▶ Aim of the task
Repeat every line below exactly, word for word.

Records from a dataset

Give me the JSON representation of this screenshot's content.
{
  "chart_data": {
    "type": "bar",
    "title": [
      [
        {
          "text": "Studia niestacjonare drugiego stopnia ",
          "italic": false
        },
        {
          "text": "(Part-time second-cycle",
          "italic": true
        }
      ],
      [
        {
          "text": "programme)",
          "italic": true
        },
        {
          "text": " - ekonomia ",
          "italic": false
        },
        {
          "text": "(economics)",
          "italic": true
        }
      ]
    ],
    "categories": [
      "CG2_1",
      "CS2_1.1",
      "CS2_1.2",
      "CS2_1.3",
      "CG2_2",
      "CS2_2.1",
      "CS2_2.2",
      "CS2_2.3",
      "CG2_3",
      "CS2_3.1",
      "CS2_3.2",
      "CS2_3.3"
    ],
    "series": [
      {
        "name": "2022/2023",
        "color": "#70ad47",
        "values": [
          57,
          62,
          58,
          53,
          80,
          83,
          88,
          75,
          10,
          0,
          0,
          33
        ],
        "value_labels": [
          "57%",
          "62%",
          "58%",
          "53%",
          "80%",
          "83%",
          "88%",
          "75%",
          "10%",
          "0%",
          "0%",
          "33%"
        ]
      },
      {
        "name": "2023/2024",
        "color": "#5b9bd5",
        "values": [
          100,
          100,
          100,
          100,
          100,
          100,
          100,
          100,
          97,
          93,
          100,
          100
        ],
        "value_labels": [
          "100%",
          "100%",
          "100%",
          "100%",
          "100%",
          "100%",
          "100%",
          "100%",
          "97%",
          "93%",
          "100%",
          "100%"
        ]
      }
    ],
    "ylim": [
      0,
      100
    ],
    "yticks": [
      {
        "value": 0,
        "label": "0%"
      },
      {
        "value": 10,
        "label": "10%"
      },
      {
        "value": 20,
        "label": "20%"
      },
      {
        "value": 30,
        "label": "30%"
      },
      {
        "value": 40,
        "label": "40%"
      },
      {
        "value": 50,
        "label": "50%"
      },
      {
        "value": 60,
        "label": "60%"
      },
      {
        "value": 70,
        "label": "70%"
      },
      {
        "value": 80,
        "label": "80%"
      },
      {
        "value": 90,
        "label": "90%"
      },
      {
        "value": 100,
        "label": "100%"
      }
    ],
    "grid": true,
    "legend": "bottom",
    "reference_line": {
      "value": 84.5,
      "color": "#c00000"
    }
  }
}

▶ Written response
Give me the JSON representation of this screenshot's content.
{
  "chart_data": {
    "type": "bar",
    "title": [
      [
        {
          "text": "Studia niestacjonare drugiego stopnia ",
          "italic": false
        },
        {
          "text": "(Part-time second-cycle",
          "italic": true
        }
      ],
      [
        {
          "text": "programme)",
          "italic": true
        },
        {
          "text": " - ekonomia ",
          "italic": false
        },
        {
          "text": "(economics)",
          "italic": true
        }
      ]
    ],
    "categories": [
      "CG2_1",
      "CS2_1.1",
      "CS2_1.2",
      "CS2_1.3",
      "CG2_2",
      "CS2_2.1",
      "CS2_2.2",
      "CS2_2.3",
      "CG2_3",
      "CS2_3.1",
      "CS2_3.2",
      "CS2_3.3"
    ],
    "series": [
      {
        "name": "2022/2023",
        "color": "#70ad47",
        "values": [
          57,
          62,
          58,
          53,
          80,
          83,
          88,
          75,
          10,
          0,
          0,
          33
        ],
        "value_labels": [
          "57%",
          "62%",
          "58%",
          "53%",
          "80%",
          "83%",
          "88%",
          "75%",
          "10%",
          "0%",
          "0%",
          "33%"
        ]
      },
      {
        "name": "2023/2024",
        "color": "#5b9bd5",
        "values": [
          100,
          100,
          100,
          100,
          100,
          100,
          100,
          100,
          97,
          93,
          100,
          100
        ],
        "value_labels": [
          "100%",
          "100%",
          "100%",
          "100%",
          "100%",
          "100%",
          "100%",
          "100%",
          "97%",
          "93%",
          "100%",
          "100%"
        ]
      }
    ],
    "ylim": [
      0,
      100
    ],
    "yticks": [
      {
        "value": 0,
        "label": "0%"
      },
      {
        "value": 10,
        "label": "10%"
      },
      {
        "value": 20,
        "label": "20%"
      },
      {
        "value": 30,
        "label": "30%"
      },
      {
        "value": 40,
        "label": "40%"
      },
      {
        "value": 50,
        "label": "50%"
      },
      {
        "value": 60,
        "label": "60%"
      },
      {
        "value": 70,
        "label": "70%"
      },
      {
        "value": 80,
        "label": "80%"
      },
      {
        "value": 90,
        "label": "90%"
      },
      {
        "value": 100,
        "label": "100%"
      }
    ],
    "grid": true,
    "legend": "bottom",
    "reference_line": {
      "value": 84.5,
      "color": "#c00000"
    }
  }
}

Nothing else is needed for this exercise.